# Material provided
══════════

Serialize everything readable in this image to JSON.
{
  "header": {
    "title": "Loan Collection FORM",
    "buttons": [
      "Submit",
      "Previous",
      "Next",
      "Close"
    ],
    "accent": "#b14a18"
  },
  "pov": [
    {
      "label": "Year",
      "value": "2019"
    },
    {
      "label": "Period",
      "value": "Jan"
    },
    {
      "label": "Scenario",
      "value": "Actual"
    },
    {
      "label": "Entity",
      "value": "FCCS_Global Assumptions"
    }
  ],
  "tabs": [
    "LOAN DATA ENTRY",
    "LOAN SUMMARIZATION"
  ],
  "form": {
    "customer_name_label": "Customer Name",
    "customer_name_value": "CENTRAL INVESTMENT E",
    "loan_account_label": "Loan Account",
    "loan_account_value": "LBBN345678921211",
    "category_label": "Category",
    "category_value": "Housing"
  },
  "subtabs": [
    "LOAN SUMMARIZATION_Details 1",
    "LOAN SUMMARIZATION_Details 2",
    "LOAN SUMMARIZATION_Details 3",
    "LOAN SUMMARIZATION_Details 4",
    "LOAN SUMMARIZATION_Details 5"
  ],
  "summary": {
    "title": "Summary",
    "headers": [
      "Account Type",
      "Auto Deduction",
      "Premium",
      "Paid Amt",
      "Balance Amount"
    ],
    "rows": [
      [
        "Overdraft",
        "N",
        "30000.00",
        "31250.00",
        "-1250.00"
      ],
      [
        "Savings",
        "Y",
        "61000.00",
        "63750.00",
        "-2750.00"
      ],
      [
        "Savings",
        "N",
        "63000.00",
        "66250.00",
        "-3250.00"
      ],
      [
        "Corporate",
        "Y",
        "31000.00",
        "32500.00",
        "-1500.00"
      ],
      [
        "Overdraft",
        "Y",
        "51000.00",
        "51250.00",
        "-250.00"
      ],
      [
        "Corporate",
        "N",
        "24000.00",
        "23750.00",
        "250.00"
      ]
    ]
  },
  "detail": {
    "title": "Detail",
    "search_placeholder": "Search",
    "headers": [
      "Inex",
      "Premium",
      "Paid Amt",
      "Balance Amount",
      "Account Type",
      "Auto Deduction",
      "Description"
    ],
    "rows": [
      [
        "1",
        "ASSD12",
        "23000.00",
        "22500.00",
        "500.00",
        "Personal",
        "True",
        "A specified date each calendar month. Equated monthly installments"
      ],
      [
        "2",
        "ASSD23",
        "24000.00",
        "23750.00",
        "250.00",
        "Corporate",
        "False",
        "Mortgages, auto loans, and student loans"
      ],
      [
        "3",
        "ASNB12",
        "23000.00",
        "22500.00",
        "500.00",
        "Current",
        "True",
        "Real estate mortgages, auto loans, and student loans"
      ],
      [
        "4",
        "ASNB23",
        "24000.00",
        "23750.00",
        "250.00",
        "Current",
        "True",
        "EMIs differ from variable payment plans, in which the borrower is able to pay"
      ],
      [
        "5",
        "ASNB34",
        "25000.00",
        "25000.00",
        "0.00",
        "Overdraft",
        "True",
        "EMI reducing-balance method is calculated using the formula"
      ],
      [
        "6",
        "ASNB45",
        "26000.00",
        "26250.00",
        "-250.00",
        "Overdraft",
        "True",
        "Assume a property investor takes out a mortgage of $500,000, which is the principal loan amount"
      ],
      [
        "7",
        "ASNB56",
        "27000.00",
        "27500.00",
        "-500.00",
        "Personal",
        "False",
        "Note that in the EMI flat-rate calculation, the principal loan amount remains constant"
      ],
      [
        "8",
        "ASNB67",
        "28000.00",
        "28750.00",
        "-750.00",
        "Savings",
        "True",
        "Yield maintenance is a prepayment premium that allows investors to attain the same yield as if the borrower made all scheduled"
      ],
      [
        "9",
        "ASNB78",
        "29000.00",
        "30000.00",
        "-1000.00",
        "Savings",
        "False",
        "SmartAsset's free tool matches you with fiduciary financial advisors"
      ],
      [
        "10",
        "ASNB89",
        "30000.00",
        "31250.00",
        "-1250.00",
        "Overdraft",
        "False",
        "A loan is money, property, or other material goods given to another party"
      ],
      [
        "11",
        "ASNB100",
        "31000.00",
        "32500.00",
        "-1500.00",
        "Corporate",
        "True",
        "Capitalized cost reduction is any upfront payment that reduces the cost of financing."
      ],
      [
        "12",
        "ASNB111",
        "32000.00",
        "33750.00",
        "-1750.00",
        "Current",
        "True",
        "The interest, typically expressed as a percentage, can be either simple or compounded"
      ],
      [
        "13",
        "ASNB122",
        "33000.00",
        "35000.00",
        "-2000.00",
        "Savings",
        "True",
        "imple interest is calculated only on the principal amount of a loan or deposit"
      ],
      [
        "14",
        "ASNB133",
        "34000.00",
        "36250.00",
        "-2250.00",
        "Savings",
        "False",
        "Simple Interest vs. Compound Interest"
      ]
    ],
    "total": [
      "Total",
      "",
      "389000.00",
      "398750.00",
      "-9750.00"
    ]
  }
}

══════════

# Direction
Each line of the material above must be retyped precisely.

# Worked answer
Serialize everything readable in this image to JSON.
{
  "header": {
    "title": "Loan Collection FORM",
    "buttons": [
      "Submit",
      "Previous",
      "Next",
      "Close"
    ],
    "accent": "#b14a18"
  },
  "pov": [
    {
      "label": "Year",
      "value": "2019"
    },
    {
      "label": "Period",
      "value": "Jan"
    },
    {
      "label": "Scenario",
      "value": "Actual"
    },
    {
      "label": "Entity",
      "value": "FCCS_Global Assumptions"
    }
  ],
  "tabs": [
    "LOAN DATA ENTRY",
    "LOAN SUMMARIZATION"
  ],
  "form": {
    "customer_name_label": "Customer Name",
    "customer_name_value": "CENTRAL INVESTMENT E",
    "loan_account_label": "Loan Account",
    "loan_account_value": "LBBN345678921211",
    "category_label": "Category",
    "category_value": "Housing"
  },
  "subtabs": [
    "LOAN SUMMARIZATION_Details 1",
    "LOAN SUMMARIZATION_Details 2",
    "LOAN SUMMARIZATION_Details 3",
    "LOAN SUMMARIZATION_Details 4",
    "LOAN SUMMARIZATION_Details 5"
  ],
  "summary": {
    "title": "Summary",
    "headers": [
      "Account Type",
      "Auto Deduction",
      "Premium",
      "Paid Amt",
      "Balance Amount"
    ],
    "rows": [
      [
        "Overdraft",
        "N",
        "30000.00",
        "31250.00",
        "-1250.00"
      ],
      [
        "Savings",
        "Y",
        "61000.00",
        "63750.00",
        "-2750.00"
      ],
      [
        "Savings",
        "N",
        "63000.00",
        "66250.00",
        "-3250.00"
      ],
      [
        "Corporate",
        "Y",
        "31000.00",
        "32500.00",
        "-1500.00"
      ],
      [
        "Overdraft",
        "Y",
        "51000.00",
        "51250.00",
        "-250.00"
      ],
      [
        "Corporate",
        "N",
        "24000.00",
        "23750.00",
        "250.00"
      ]
    ]
  },
  "detail": {
    "title": "Detail",
    "search_placeholder": "Search",
    "headers": [
      "Inex",
      "Premium",
      "Paid Amt",
      "Balance Amount",
      "Account Type",
      "Auto Deduction",
      "Description"
    ],
    "rows": [
      [
        "1",
        "ASSD12",
        "23000.00",
        "22500.00",
        "500.00",
        "Personal",
        "True",
        "A specified date each calendar month. Equated monthly installments"
      ],
      [
        "2",
        "ASSD23",
        "24000.00",
        "23750.00",
        "250.00",
        "Corporate",
        "False",
        "Mortgages, auto loans, and student loans"
      ],
      [
        "3",
        "ASNB12",
        "23000.00",
        "22500.00",
        "500.00",
        "Current",
        "True",
        "Real estate mortgages, auto loans, and student loans"
      ],
      [
        "4",
        "ASNB23",
        "24000.00",
        "23750.00",
        "250.00",
        "Current",
        "True",
        "EMIs differ from variable payment plans, in which the borrower is able to pay"
      ],
      [
        "5",
        "ASNB34",
        "25000.00",
        "25000.00",
        "0.00",
        "Overdraft",
        "True",
        "EMI reducing-balance method is calculated using the formula"
      ],
      [
        "6",
        "ASNB45",
        "26000.00",
        "26250.00",
        "-250.00",
        "Overdraft",
        "True",
        "Assume a property investor takes out a mortgage of $500,000, which is the principal loan amount"
      ],
      [
        "7",
        "ASNB56",
        "27000.00",
        "27500.00",
        "-500.00",
        "Personal",
        "False",
        "Note that in the EMI flat-rate calculation, the principal loan amount remains constant"
      ],
      [
        "8",
        "ASNB67",
        "28000.00",
        "28750.00",
        "-750.00",
        "Savings",
        "True",
        "Yield maintenance is a prepayment premium that allows investors to attain the same yield as if the borrower made all scheduled"
      ],
      [
        "9",
        "ASNB78",
        "29000.00",
        "30000.00",
        "-1000.00",
        "Savings",
        "False",
        "SmartAsset's free tool matches you with fiduciary financial advisors"
      ],
      [
        "10",
        "ASNB89",
        "30000.00",
        "31250.00",
        "-1250.00",
        "Overdraft",
        "False",
        "A loan is money, property, or other material goods given to another party"
      ],
      [
        "11",
        "ASNB100",
        "31000.00",
        "32500.00",
        "-1500.00",
        "Corporate",
        "True",
        "Capitalized cost reduction is any upfront payment that reduces the cost of financing."
      ],
      [
        "12",
        "ASNB111",
        "32000.00",
        "33750.00",
        "-1750.00",
        "Current",
        "True",
        "The interest, typically expressed as a percentage, can be either simple or compounded"
      ],
      [
        "13",
        "ASNB122",
        "33000.00",
        "35000.00",
        "-2000.00",
        "Savings",
        "True",
        "imple interest is calculated only on the principal amount of a loan or deposit"
      ],
      [
        "14",
        "ASNB133",
        "34000.00",
        "36250.00",
        "-2250.00",
        "Savings",
        "False",
        "Simple Interest vs. Compound Interest"
      ]
    ],
    "total": [
      "Total",
      "",
      "389000.00",
      "398750.00",
      "-9750.00"
    ]
  }
}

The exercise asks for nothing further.